*Given information*.
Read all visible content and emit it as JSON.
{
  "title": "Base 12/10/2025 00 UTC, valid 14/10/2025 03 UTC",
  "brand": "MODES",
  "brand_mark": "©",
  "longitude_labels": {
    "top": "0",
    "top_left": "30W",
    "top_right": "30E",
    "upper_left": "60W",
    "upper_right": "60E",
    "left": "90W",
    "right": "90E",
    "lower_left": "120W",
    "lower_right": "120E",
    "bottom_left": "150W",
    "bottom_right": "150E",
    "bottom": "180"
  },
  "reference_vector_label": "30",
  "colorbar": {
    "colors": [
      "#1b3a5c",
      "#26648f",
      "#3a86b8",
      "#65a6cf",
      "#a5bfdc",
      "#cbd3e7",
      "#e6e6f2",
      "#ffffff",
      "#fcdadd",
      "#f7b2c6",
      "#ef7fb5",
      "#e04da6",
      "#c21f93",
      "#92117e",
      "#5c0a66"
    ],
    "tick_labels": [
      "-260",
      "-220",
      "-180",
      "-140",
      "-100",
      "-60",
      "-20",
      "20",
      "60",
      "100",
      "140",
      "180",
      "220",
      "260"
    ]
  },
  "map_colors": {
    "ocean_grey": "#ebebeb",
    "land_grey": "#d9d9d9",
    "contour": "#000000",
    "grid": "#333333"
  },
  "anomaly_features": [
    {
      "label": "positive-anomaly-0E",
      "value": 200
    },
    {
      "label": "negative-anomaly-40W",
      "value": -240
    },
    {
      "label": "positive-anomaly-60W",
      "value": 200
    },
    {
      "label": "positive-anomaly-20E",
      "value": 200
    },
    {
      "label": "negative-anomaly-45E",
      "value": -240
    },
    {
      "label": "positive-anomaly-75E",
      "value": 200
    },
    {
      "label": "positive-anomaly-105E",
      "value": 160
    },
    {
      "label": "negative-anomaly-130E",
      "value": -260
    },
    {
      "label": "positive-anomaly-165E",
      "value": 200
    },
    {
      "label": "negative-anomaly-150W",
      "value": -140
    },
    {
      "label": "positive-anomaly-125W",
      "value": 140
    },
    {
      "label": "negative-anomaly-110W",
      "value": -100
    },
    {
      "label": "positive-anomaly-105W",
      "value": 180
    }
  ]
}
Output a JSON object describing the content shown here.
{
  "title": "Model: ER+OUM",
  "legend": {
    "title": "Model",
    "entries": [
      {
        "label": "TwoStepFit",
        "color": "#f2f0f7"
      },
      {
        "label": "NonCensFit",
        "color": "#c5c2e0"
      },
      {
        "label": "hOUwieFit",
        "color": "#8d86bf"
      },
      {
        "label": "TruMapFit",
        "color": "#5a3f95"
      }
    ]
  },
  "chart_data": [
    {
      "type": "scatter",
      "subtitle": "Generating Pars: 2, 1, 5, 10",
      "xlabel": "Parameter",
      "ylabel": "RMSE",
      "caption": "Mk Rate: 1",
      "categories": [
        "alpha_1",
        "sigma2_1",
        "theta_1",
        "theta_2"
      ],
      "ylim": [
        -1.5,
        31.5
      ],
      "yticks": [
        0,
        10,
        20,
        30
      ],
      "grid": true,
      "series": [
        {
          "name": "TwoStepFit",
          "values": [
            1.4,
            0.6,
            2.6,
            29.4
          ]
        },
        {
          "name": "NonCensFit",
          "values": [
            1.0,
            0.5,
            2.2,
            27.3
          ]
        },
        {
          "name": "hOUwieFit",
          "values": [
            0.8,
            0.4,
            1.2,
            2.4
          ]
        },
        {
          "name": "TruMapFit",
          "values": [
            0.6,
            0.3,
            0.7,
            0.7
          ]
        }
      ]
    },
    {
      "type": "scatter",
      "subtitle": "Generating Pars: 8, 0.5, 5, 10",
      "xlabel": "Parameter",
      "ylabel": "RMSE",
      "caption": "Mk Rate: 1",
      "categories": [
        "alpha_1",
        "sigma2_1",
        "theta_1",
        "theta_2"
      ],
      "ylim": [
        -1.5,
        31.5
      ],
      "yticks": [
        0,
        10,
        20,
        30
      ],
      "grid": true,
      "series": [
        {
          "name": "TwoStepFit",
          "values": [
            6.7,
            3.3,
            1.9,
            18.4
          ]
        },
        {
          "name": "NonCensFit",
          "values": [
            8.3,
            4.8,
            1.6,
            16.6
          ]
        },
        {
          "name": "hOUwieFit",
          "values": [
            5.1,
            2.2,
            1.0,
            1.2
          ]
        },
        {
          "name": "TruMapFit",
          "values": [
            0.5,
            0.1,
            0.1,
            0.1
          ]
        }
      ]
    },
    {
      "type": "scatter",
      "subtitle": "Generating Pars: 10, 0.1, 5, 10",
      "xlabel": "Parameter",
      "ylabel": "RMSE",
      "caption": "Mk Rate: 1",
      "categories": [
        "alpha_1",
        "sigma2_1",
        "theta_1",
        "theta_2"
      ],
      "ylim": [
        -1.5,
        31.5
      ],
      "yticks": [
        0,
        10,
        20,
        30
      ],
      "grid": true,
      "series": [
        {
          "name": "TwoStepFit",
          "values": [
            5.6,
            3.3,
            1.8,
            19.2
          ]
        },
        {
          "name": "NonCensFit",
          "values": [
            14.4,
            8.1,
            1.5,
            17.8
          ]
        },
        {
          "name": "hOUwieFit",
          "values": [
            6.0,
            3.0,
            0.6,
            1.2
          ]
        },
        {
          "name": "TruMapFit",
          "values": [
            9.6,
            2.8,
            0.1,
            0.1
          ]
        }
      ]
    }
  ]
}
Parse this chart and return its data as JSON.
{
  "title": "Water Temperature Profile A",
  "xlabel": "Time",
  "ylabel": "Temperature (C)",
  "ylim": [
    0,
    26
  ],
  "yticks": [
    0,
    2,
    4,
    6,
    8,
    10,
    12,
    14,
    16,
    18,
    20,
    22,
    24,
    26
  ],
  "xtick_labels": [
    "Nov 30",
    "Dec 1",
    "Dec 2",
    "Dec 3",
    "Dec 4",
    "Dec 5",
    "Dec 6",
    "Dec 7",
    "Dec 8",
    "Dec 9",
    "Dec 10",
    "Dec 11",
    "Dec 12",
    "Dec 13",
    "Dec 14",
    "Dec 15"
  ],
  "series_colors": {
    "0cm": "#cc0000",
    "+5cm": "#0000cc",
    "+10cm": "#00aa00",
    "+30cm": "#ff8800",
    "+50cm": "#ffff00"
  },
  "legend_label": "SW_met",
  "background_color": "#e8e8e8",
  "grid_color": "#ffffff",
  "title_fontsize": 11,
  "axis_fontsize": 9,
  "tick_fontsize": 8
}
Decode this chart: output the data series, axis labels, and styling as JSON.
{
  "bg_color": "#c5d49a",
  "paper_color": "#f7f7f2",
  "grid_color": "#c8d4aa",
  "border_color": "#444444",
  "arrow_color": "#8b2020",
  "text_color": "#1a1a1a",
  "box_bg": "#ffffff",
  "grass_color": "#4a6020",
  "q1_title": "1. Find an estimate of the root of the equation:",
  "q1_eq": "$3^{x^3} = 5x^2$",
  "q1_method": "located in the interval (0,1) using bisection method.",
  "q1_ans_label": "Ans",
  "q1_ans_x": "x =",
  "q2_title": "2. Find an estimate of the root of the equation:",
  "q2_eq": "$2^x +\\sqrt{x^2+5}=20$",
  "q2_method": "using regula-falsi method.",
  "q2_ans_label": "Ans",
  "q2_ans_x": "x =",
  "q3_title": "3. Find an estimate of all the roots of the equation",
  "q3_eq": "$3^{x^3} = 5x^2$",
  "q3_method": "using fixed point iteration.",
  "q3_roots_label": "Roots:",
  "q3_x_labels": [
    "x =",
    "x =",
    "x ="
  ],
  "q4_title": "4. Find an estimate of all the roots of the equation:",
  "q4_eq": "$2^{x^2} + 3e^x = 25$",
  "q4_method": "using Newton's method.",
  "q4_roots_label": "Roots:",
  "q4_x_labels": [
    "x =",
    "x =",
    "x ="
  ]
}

*Exercise objective*. Copy every line in the listing above where the string "ffffff" turns up.

*Reply*.
      "#ffffff",
  "grid_color": "#ffffff",
  "box_bg": "#ffffff",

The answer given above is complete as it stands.